▶ _THE REQUEST_:
Every line with the string "texts" should be gathered.

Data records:
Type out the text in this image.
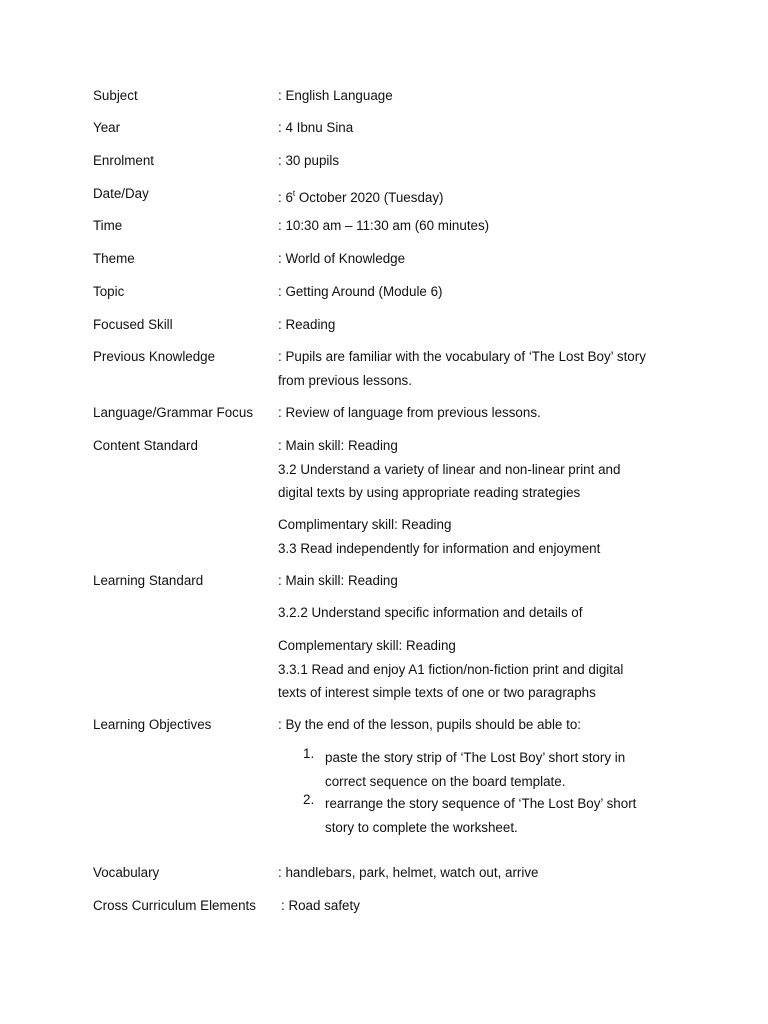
Subject	: English Language
Year	: 4 Ibnu Sina
Enrolment	: 30 pupils
Date/Day	: 6$^t$ October 2020 (Tuesday)
Time	: 10:30 am – 11:30 am (60 minutes)
Theme	: World of Knowledge
Topic	: Getting Around (Module 6)
Focused Skill	: Reading
Previous Knowledge	: Pupils are familiar with the vocabulary of ‘The Lost Boy’ story
from previous lessons.
Language/Grammar Focus : Review of language from previous lessons.
Content Standard	: Main skill: Reading
3.2 Understand a variety of linear and non-linear print and
digital texts by using appropriate reading strategies
Complimentary skill: Reading
3.3 Read independently for information and enjoyment
Learning Standard	: Main skill: Reading
3.2.2 Understand specific information and details of
Complementary skill: Reading
3.3.1 Read and enjoy A1 fiction/non-fiction print and digital
texts of interest simple texts of one or two paragraphs
Learning Objectives	: By the end of the lesson, pupils should be able to:
1. paste the story strip of ‘The Lost Boy’ short story in
correct sequence on the board template.
2. rearrange the story sequence of ‘The Lost Boy’ short
story to complete the worksheet.
Vocabulary	: handlebars, park, helmet, watch out, arrive
Cross Curriculum Elements : Road safety
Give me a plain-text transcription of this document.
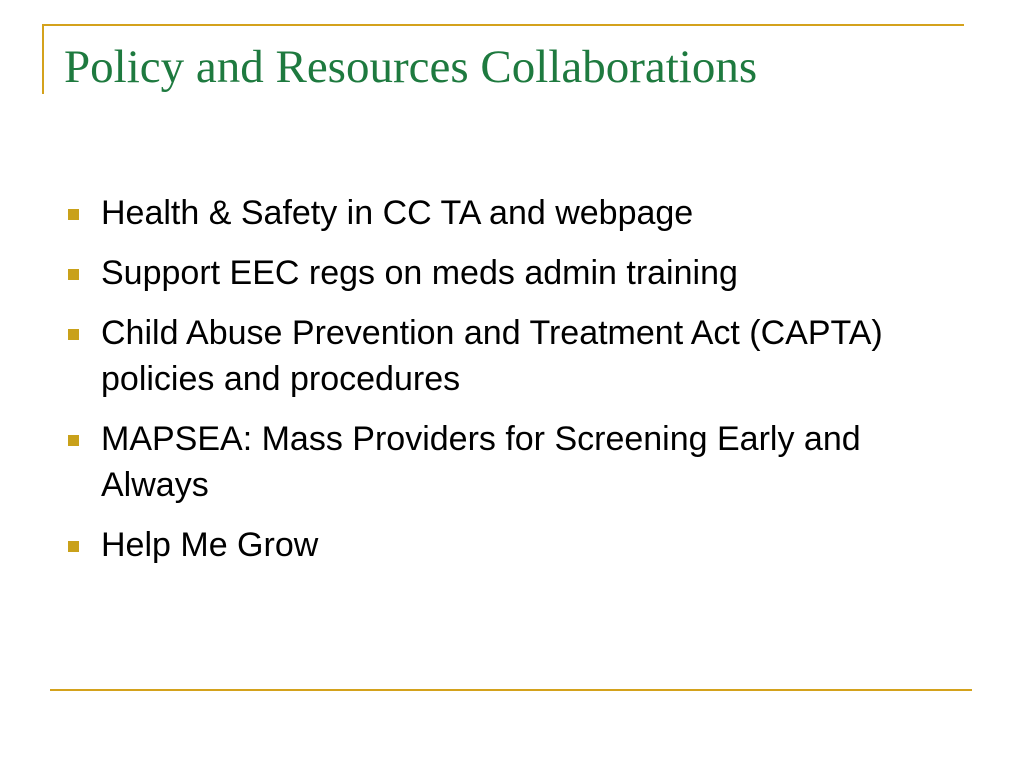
Policy and Resources Collaborations
Health & Safety in CC TA and webpage
Support EEC regs on meds admin training
Child Abuse Prevention and Treatment Act (CAPTA) policies and procedures
MAPSEA: Mass Providers for Screening Early and Always
Help Me Grow
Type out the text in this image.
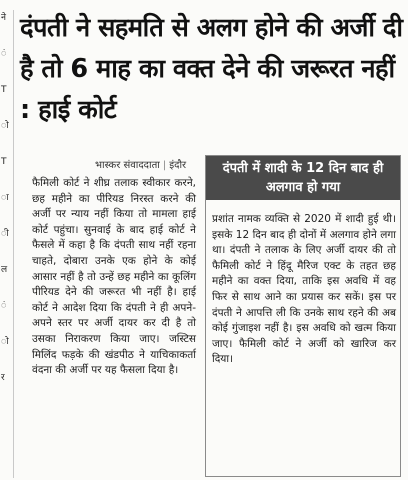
ने
ं
T
ो
T
ा
ी
ल
ं
ो
र
दंपती ने सहमति से अलग होने की अर्जी दी है तो 6 माह का वक्त देने की जरूरत नहीं : हाई कोर्ट
भास्कर संवाददाता | इंदौर

फैमिली कोर्ट ने शीघ्र तलाक स्वीकार करने, छह महीने का पीरियड निरस्त करने की अर्जी पर न्याय नहीं किया तो मामला हाई कोर्ट पहुंचा। सुनवाई के बाद हाई कोर्ट ने फैसले में कहा है कि दंपती साथ नहीं रहना चाहते, दोबारा उनके एक होने के कोई आसार नहीं है तो उन्हें छह महीने का कूलिंग पीरियड देने की जरूरत भी नहीं है। हाई कोर्ट ने आदेश दिया कि दंपती ने ही अपने-अपने स्तर पर अर्जी दायर कर दी है तो उसका निराकरण किया जाए। जस्टिस मिलिंद फड़के की खंडपीठ ने याचिकाकर्ता वंदना की अर्जी पर यह फैसला दिया है।

दंपती में शादी के 12 दिन बाद ही अलगाव हो गया

प्रशांत नामक व्यक्ति से 2020 में शादी हुई थी। इसके 12 दिन बाद ही दोनों में अलगाव होने लगा था। दंपती ने तलाक के लिए अर्जी दायर की तो फैमिली कोर्ट ने हिंदू मैरिज एक्ट के तहत छह महीने का वक्त दिया, ताकि इस अवधि में वह फिर से साथ आने का प्रयास कर सकें। इस पर दंपती ने आपत्ति ली कि उनके साथ रहने की अब कोई गुंजाइश नहीं है। इस अवधि को खत्म किया जाए। फैमिली कोर्ट ने अर्जी को खारिज कर दिया।
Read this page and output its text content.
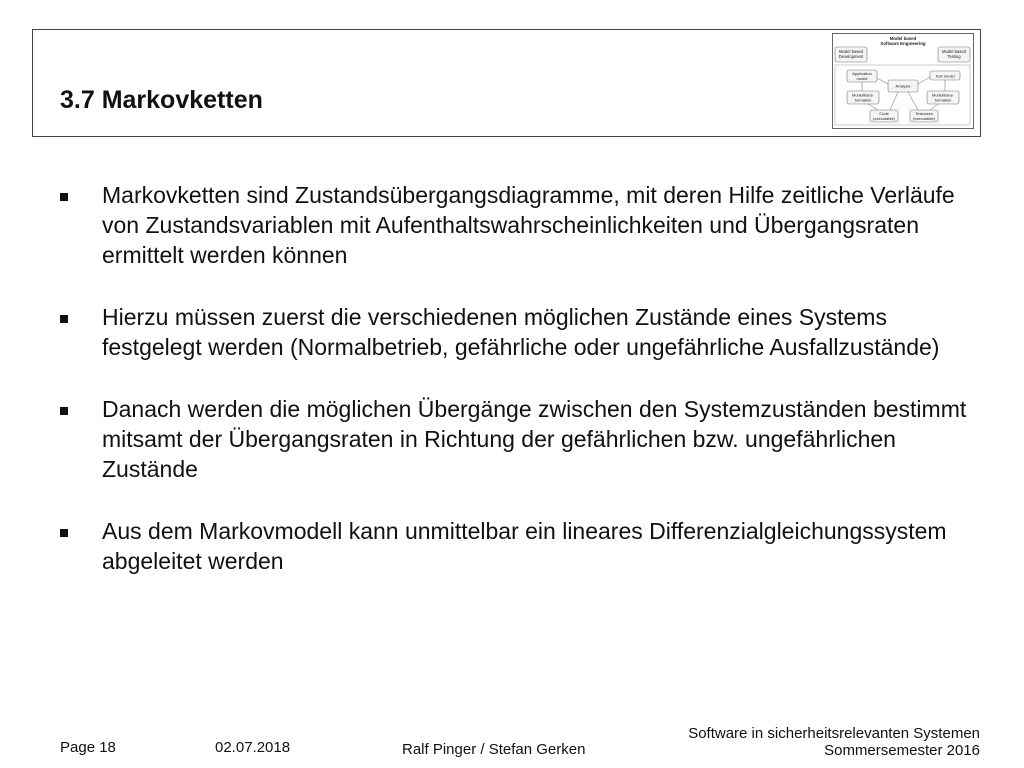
3.7 Markovketten
Model based
Software Engineering
Model based
Development
Model based
Testing
Application
model	Test model
Analysis
Modelltrans-
formation
Modelltrans-
formation
Code
(executable)
Testcases
(executable)
Markovketten sind Zustandsübergangsdiagramme, mit deren Hilfe zeitliche Verläufe von Zustandsvariablen mit Aufenthaltswahrscheinlichkeiten und Übergangsraten ermittelt werden können
Hierzu müssen zuerst die verschiedenen möglichen Zustände eines Systems festgelegt werden (Normalbetrieb, gefährliche oder ungefährliche Ausfallzustände)
Danach werden die möglichen Übergänge zwischen den Systemzuständen bestimmt mitsamt der Übergangsraten in Richtung der gefährlichen bzw. ungefährlichen Zustände
Aus dem Markovmodell kann unmittelbar ein lineares Differenzialgleichungssystem abgeleitet werden
Page 18	02.07.2018	Ralf Pinger / Stefan Gerken
Software in sicherheitsrelevanten Systemen
Sommersemester 2016
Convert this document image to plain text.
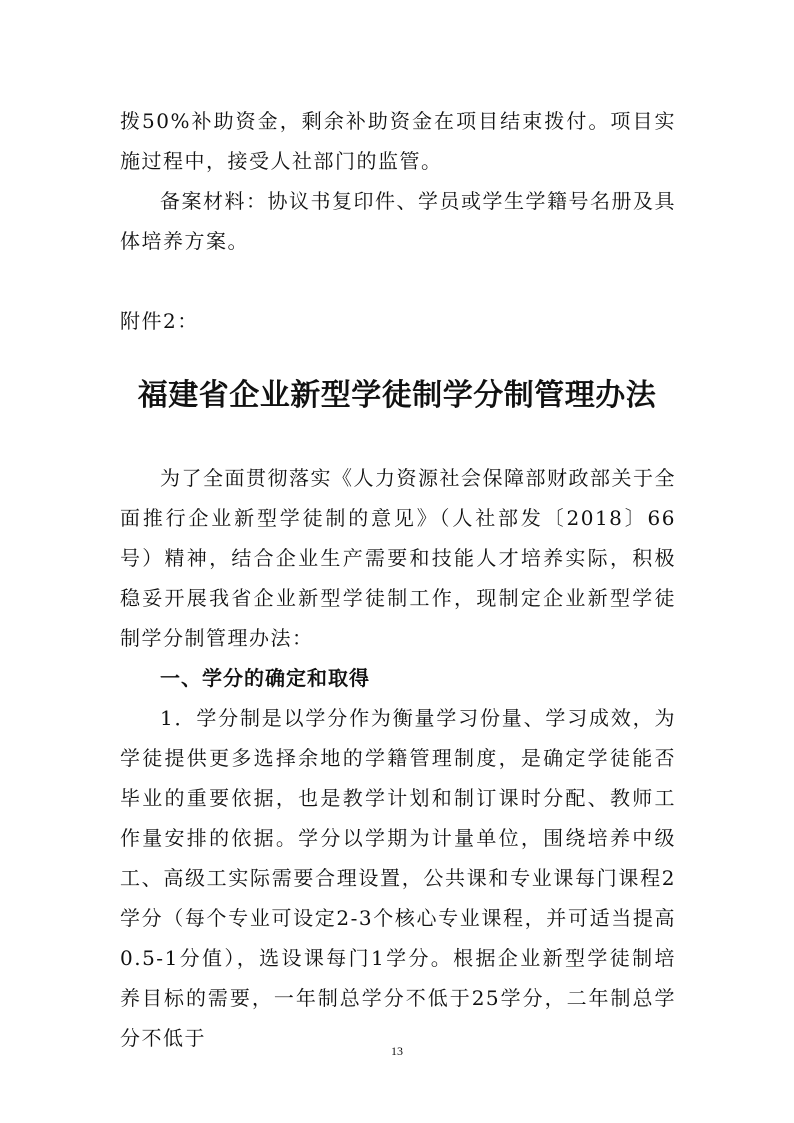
拨50%补助资金，剩余补助资金在项目结束拨付。项目实施过程中，接受人社部门的监管。

备案材料：协议书复印件、学员或学生学籍号名册及具体培养方案。

附件2：

福建省企业新型学徒制学分制管理办法

为了全面贯彻落实《人力资源社会保障部财政部关于全面推行企业新型学徒制的意见》（人社部发〔2018〕66号）精神，结合企业生产需要和技能人才培养实际，积极稳妥开展我省企业新型学徒制工作，现制定企业新型学徒制学分制管理办法：

一、学分的确定和取得

1．学分制是以学分作为衡量学习份量、学习成效，为学徒提供更多选择余地的学籍管理制度，是确定学徒能否毕业的重要依据，也是教学计划和制订课时分配、教师工作量安排的依据。学分以学期为计量单位，围绕培养中级工、高级工实际需要合理设置，公共课和专业课每门课程2学分（每个专业可设定2-3个核心专业课程，并可适当提高0.5-1分值），选设课每门1学分。根据企业新型学徒制培养目标的需要，一年制总学分不低于25学分，二年制总学分不低于

13
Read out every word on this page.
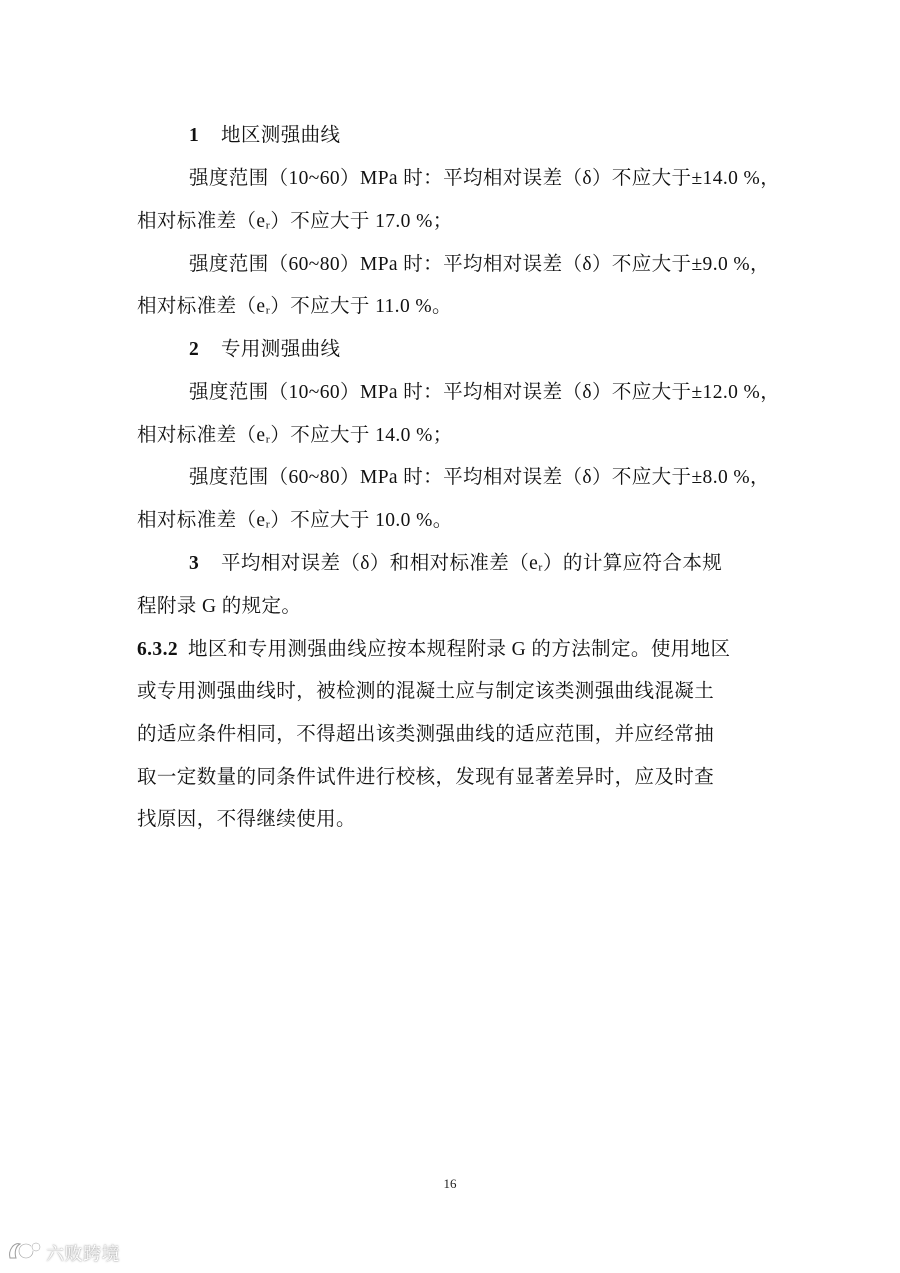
1 地区测强曲线
强度范围（10~60）MPa 时：平均相对误差（δ）不应大于±14.0 %，
相对标准差（eᵣ）不应大于 17.0 %；
强度范围（60~80）MPa 时：平均相对误差（δ）不应大于±9.0 %，
相对标准差（eᵣ）不应大于 11.0 %。
2 专用测强曲线
强度范围（10~60）MPa 时：平均相对误差（δ）不应大于±12.0 %，
相对标准差（eᵣ）不应大于 14.0 %；
强度范围（60~80）MPa 时：平均相对误差（δ）不应大于±8.0 %，
相对标准差（eᵣ）不应大于 10.0 %。
3 平均相对误差（δ）和相对标准差（eᵣ）的计算应符合本规
程附录 G 的规定。
6.3.2 地区和专用测强曲线应按本规程附录 G 的方法制定。使用地区
或专用测强曲线时，被检测的混凝土应与制定该类测强曲线混凝土
的适应条件相同，不得超出该类测强曲线的适应范围，并应经常抽
取一定数量的同条件试件进行校核，发现有显著差异时，应及时查
找原因，不得继续使用。
16
六败跨境
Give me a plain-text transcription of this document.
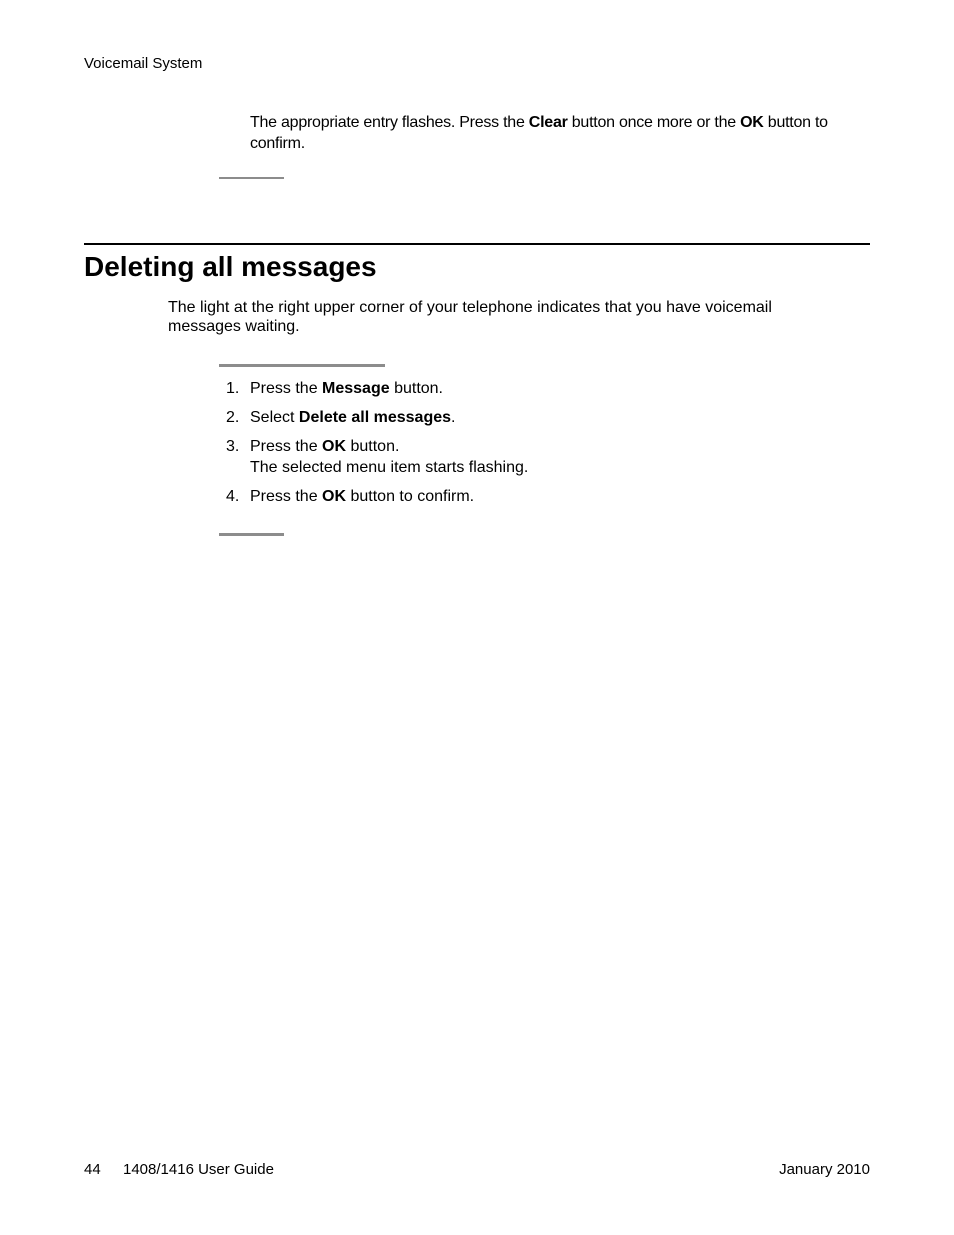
Voicemail System
The appropriate entry flashes. Press the Clear button once more or the OK button to confirm.
Deleting all messages
The light at the right upper corner of your telephone indicates that you have voicemail messages waiting.
1. Press the Message button.
2. Select Delete all messages.
3. Press the OK button.
The selected menu item starts flashing.
4. Press the OK button to confirm.
44 1408/1416 User Guide	January 2010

▶ _ANSWER TO THE TASK_:
digital texts by using appropriate reading strategies
texts of interest simple texts of one or two paragraphs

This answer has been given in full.